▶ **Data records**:
-- BEGIN --

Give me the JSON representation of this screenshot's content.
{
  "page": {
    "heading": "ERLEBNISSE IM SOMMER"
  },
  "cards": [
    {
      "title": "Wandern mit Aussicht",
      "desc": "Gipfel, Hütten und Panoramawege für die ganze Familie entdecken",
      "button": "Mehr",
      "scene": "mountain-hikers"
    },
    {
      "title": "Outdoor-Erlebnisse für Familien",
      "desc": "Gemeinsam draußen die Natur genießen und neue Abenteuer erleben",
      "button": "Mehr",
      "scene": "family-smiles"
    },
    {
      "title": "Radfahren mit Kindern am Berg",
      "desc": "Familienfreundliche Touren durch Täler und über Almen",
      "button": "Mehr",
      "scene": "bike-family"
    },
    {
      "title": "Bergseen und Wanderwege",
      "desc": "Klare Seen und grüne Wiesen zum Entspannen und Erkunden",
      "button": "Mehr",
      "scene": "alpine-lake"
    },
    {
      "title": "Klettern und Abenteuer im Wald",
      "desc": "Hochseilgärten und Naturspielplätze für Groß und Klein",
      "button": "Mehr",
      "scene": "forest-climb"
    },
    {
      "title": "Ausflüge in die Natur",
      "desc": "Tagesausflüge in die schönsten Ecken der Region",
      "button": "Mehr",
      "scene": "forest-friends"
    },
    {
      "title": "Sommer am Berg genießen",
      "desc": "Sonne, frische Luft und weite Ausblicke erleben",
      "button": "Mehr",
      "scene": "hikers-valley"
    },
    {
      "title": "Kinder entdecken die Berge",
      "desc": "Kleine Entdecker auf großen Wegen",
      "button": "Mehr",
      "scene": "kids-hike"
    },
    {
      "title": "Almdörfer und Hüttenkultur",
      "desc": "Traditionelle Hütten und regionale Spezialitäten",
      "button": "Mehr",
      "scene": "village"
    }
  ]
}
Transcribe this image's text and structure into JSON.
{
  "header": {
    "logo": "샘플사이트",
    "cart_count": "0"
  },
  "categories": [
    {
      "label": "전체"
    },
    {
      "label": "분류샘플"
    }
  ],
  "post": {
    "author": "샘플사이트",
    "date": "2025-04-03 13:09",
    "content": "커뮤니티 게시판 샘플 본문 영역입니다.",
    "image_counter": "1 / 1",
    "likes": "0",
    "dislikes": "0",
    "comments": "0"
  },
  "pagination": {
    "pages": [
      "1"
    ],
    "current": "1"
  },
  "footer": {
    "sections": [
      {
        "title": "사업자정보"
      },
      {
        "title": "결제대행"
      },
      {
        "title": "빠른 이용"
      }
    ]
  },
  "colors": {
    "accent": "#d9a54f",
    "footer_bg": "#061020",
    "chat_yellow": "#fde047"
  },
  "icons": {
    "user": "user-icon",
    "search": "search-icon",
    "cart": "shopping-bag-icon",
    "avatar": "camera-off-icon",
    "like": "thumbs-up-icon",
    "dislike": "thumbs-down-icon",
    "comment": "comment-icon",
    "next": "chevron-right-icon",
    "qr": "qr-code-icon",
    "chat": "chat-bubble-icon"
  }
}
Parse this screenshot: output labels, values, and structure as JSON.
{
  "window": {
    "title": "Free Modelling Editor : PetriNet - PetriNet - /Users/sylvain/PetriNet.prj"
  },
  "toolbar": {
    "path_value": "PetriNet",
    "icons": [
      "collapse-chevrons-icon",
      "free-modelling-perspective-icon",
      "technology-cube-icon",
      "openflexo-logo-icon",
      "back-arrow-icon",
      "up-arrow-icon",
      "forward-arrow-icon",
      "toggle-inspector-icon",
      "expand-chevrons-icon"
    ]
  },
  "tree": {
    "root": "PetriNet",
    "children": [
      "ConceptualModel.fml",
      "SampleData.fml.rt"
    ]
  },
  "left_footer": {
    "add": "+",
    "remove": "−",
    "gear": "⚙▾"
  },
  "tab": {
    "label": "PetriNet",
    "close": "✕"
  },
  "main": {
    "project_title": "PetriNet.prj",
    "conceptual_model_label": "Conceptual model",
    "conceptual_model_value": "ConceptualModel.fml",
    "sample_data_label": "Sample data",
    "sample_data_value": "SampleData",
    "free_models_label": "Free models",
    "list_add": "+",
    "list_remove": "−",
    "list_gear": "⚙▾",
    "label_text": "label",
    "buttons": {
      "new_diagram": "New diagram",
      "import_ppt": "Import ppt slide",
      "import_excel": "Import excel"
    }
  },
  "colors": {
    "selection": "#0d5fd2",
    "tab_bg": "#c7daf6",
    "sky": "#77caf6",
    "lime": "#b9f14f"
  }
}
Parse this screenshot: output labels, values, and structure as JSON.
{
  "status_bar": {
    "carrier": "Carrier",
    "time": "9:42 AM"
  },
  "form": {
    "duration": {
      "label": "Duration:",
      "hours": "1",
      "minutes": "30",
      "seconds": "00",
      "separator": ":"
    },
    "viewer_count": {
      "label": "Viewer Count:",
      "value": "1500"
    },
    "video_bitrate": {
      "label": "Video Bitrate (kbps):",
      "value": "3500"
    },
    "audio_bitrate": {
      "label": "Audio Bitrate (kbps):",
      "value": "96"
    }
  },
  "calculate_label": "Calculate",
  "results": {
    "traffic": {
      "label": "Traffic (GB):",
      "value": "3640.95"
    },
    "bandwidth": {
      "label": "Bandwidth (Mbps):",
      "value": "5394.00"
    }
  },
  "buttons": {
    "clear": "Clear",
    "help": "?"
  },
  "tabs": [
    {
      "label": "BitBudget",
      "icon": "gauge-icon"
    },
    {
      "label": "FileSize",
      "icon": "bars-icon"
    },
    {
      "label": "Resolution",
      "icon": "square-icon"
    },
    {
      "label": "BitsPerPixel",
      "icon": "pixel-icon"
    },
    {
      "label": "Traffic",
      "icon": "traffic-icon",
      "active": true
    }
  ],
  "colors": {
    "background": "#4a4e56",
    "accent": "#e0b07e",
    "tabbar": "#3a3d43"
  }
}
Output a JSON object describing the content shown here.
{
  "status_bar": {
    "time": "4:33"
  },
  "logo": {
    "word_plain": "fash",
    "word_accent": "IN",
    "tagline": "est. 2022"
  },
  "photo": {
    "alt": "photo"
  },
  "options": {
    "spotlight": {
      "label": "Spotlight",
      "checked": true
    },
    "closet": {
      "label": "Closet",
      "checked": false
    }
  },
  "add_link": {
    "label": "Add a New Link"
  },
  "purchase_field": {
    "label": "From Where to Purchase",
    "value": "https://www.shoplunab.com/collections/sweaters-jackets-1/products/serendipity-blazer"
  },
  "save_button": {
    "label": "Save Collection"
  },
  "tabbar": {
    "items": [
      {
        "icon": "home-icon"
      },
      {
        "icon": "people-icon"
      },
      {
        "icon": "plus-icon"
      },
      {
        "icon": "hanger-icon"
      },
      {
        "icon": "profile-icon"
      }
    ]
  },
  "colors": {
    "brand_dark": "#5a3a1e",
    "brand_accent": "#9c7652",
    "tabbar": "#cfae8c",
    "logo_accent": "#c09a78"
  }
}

-- END --

▶ **Requirement**: Send back exactly the lines from the line with "Output a JSON" through the end of the records.

▶ **Exercise response**:
Output a JSON object describing the content shown here.
{
  "status_bar": {
    "time": "4:33"
  },
  "logo": {
    "word_plain": "fash",
    "word_accent": "IN",
    "tagline": "est. 2022"
  },
  "photo": {
    "alt": "photo"
  },
  "options": {
    "spotlight": {
      "label": "Spotlight",
      "checked": true
    },
    "closet": {
      "label": "Closet",
      "checked": false
    }
  },
  "add_link": {
    "label": "Add a New Link"
  },
  "purchase_field": {
    "label": "From Where to Purchase",
    "value": "https://www.shoplunab.com/collections/sweaters-jackets-1/products/serendipity-blazer"
  },
  "save_button": {
    "label": "Save Collection"
  },
  "tabbar": {
    "items": [
      {
        "icon": "home-icon"
      },
      {
        "icon": "people-icon"
      },
      {
        "icon": "plus-icon"
      },
      {
        "icon": "hanger-icon"
      },
      {
        "icon": "profile-icon"
      }
    ]
  },
  "colors": {
    "brand_dark": "#5a3a1e",
    "brand_accent": "#9c7652",
    "tabbar": "#cfae8c",
    "logo_accent": "#c09a78"
  }
}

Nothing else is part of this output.